OBJECTIVE. Copy every line from the data below in which the string "giác" can be found.

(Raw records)
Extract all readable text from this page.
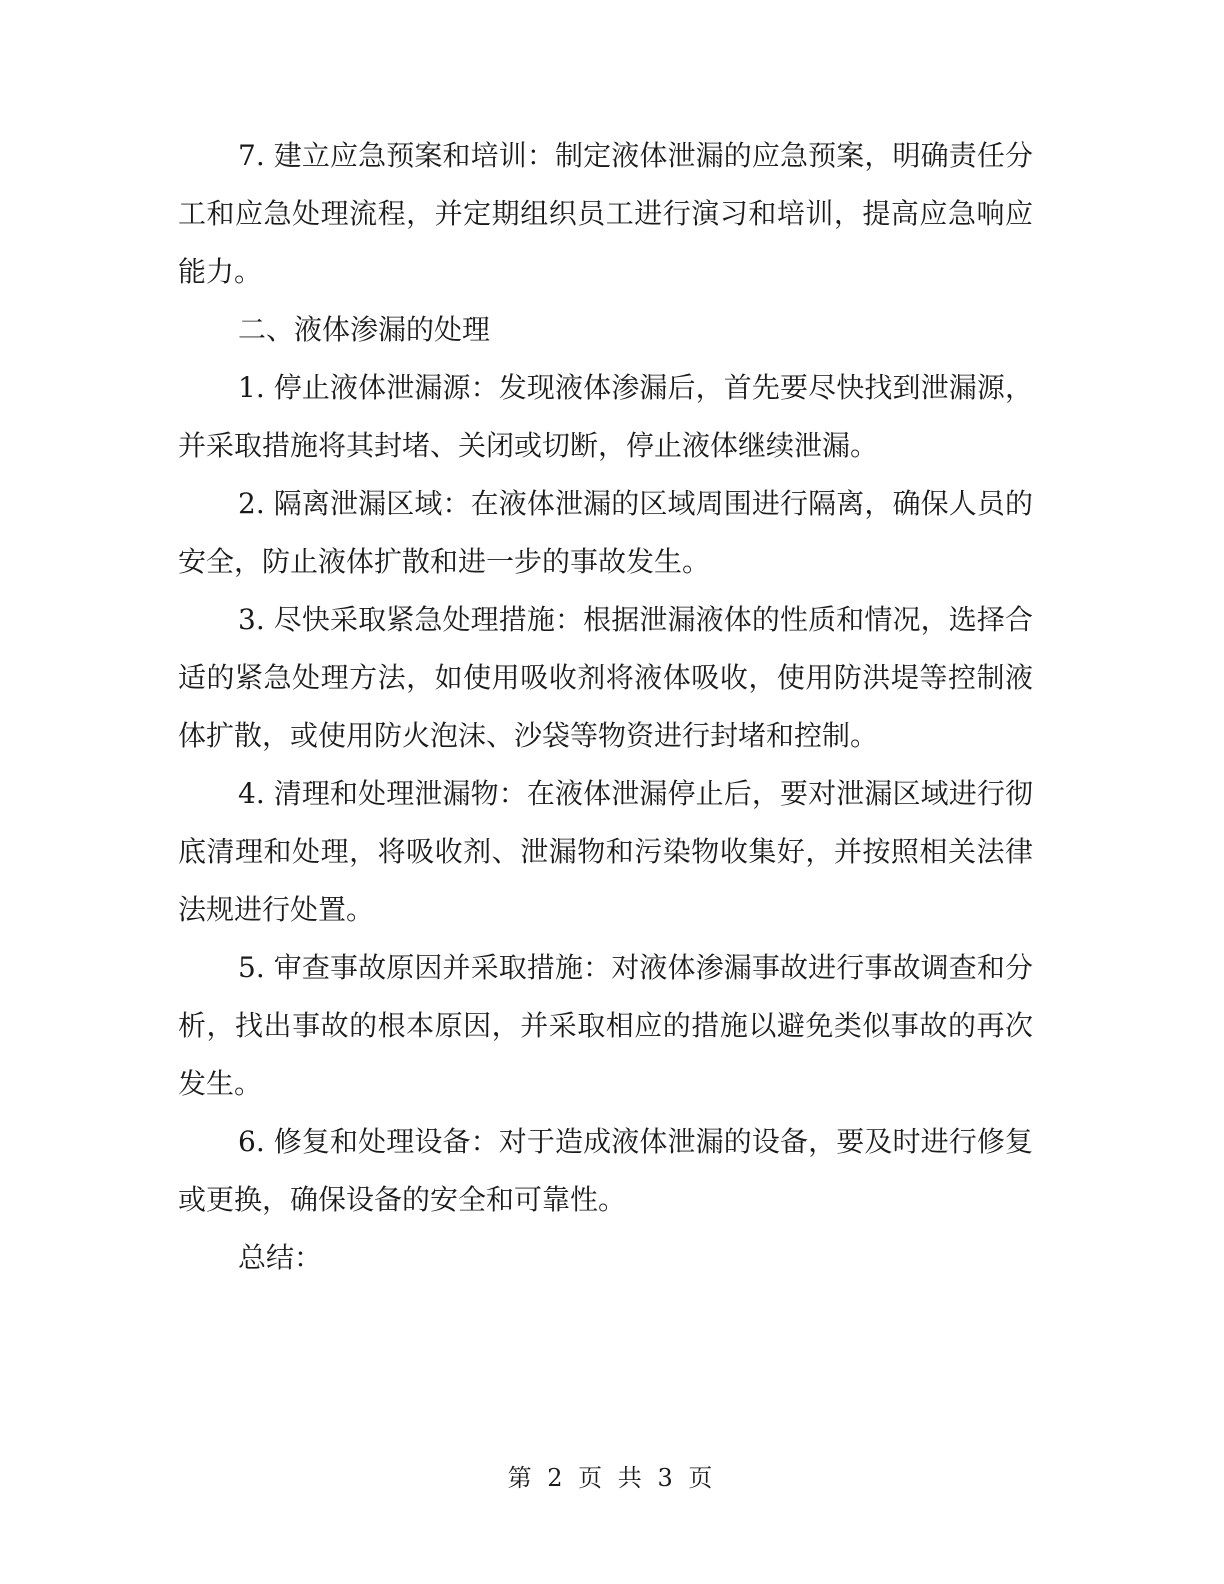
7. 建立应急预案和培训：制定液体泄漏的应急预案，明确责任分工和应急处理流程，并定期组织员工进行演习和培训，提高应急响应能力。

二、液体渗漏的处理

1. 停止液体泄漏源：发现液体渗漏后，首先要尽快找到泄漏源，并采取措施将其封堵、关闭或切断，停止液体继续泄漏。

2. 隔离泄漏区域：在液体泄漏的区域周围进行隔离，确保人员的安全，防止液体扩散和进一步的事故发生。

3. 尽快采取紧急处理措施：根据泄漏液体的性质和情况，选择合适的紧急处理方法，如使用吸收剂将液体吸收，使用防洪堤等控制液体扩散，或使用防火泡沫、沙袋等物资进行封堵和控制。

4. 清理和处理泄漏物：在液体泄漏停止后，要对泄漏区域进行彻底清理和处理，将吸收剂、泄漏物和污染物收集好，并按照相关法律法规进行处置。

5. 审查事故原因并采取措施：对液体渗漏事故进行事故调查和分析，找出事故的根本原因，并采取相应的措施以避免类似事故的再次发生。

6. 修复和处理设备：对于造成液体泄漏的设备，要及时进行修复或更换，确保设备的安全和可靠性。

总结：

第 2 页 共 3 页
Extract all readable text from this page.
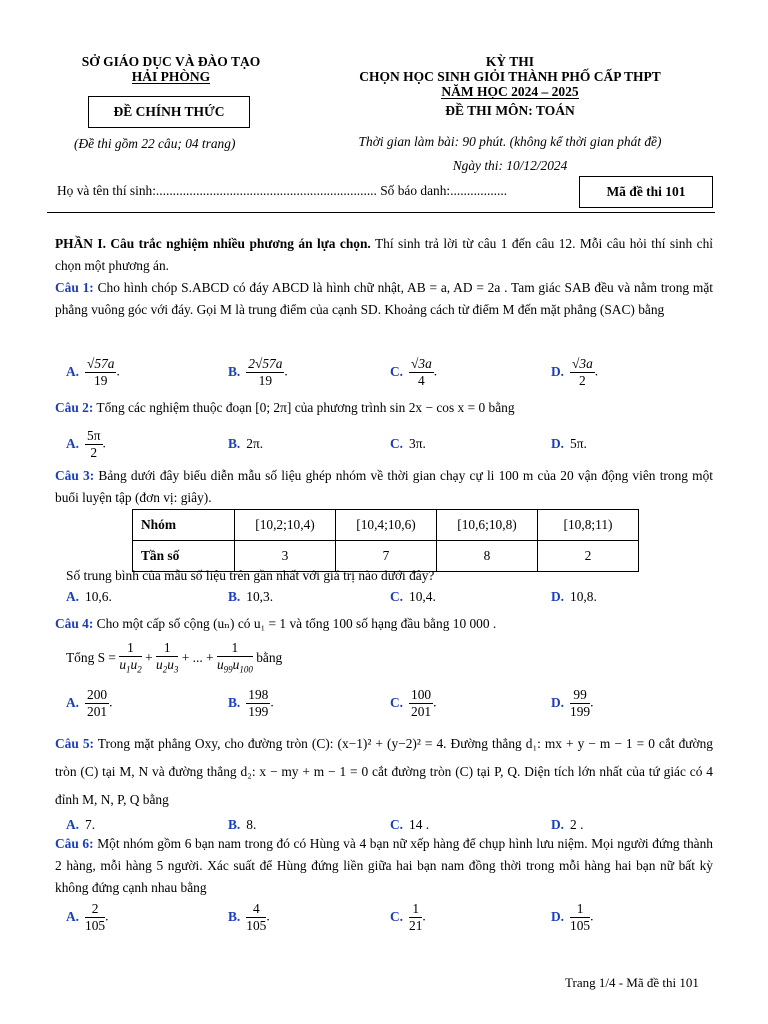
SỞ GIÁO DỤC VÀ ĐÀO TẠO
HẢI PHÒNG
ĐỀ CHÍNH THỨC
(Đề thi gồm 22 câu; 04 trang)
KỲ THI
CHỌN HỌC SINH GIỎI THÀNH PHỐ CẤP THPT
NĂM HỌC 2024 – 2025
ĐỀ THI MÔN: TOÁN
Thời gian làm bài: 90 phút. (không kể thời gian phát đề)
Ngày thi: 10/12/2024
Họ và tên thí sinh:.................................................................. Số báo danh:.................	Mã đề thi 101
PHẦN I. Câu trắc nghiệm nhiều phương án lựa chọn. Thí sinh trả lời từ câu 1 đến câu 12. Mỗi câu hỏi thí sinh chỉ chọn một phương án.
Câu 1: Cho hình chóp S.ABCD có đáy ABCD là hình chữ nhật, AB = a, AD = 2a . Tam giác SAB đều và nằm trong mặt phẳng vuông góc với đáy. Gọi M là trung điểm của cạnh SD. Khoảng cách từ điểm M đến mặt phẳng (SAC) bằng
A. $\frac{√57a}{19}$ .	B. $\frac{2√57a}{19}$ .	C. $\frac{√3a}{4}$ .	D. $\frac{√3a}{2}$ .
Câu 2: Tổng các nghiệm thuộc đoạn [0; 2π] của phương trình sin 2x − cos x = 0 bằng
A. $\frac{5\pi}{2}$ .	B. 2π.	C. 3π.	D. 5π.
Câu 3: Bảng dưới đây biểu diễn mẫu số liệu ghép nhóm về thời gian chạy cự li 100 m của 20 vận động viên trong một buổi luyện tập (đơn vị: giây).
Nhóm	[10,2;10,4)	[10,4;10,6)	[10,6;10,8)	[10,8;11)
Tần số	3	7	8	2
Số trung bình của mẫu số liệu trên gần nhất với giá trị nào dưới đây?
A. 10,6.	B. 10,3.	C. 10,4.	D. 10,8.
Câu 4: Cho một cấp số cộng (uₙ) có u₁ = 1 và tổng 100 số hạng đầu bằng 10 000 .
Tổng $S = \frac{1}{u_1u_2} + \frac{1}{u_2u_3}$ + ... + $\frac{1}{u_{99}u_{100}}$ bằng
A. $\frac{200}{201}$ .	B. $\frac{198}{199}$ .	C. $\frac{100}{201}$ .	D. $\frac{99}{199}$ .
Câu 5: Trong mặt phẳng Oxy, cho đường tròn (C): (x−1)² + (y−2)² = 4. Đường thẳng d₁: mx + y − m − 1 = 0 cắt đường tròn (C) tại M, N và đường thẳng d₂: x − my + m − 1 = 0 cắt đường tròn (C) tại P, Q. Diện tích lớn nhất của tứ giác có 4 đỉnh M, N, P, Q bằng
A. 7.	B. 8.	C. 14 .	D. 2 .
Câu 6: Một nhóm gồm 6 bạn nam trong đó có Hùng và 4 bạn nữ xếp hàng để chụp hình lưu niệm. Mọi người đứng thành 2 hàng, mỗi hàng 5 người. Xác suất để Hùng đứng liền giữa hai bạn nam đồng thời trong mỗi hàng hai bạn nữ bất kỳ không đứng cạnh nhau bằng
A. $\frac{2}{105}$ .	B. $\frac{4}{105}$ .	C. $\frac{1}{21}$ .	D. $\frac{1}{105}$ .
Trang 1/4 - Mã đề thi 101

RESULT OF THE EXERCISE.
Câu 1: Cho hình chóp S.ABCD có đáy ABCD là hình chữ nhật, AB = a, AD = 2a . Tam giác SAB đều và nằm trong mặt phẳng vuông góc với đáy. Gọi M là trung điểm của cạnh SD. Khoảng cách từ điểm M đến mặt phẳng (SAC) bằng
Câu 5: Trong mặt phẳng Oxy, cho đường tròn (C): (x−1)² + (y−2)² = 4. Đường thẳng d₁: mx + y − m − 1 = 0 cắt đường tròn (C) tại M, N và đường thẳng d₂: x − my + m − 1 = 0 cắt đường tròn (C) tại P, Q. Diện tích lớn nhất của tứ giác có 4 đỉnh M, N, P, Q bằng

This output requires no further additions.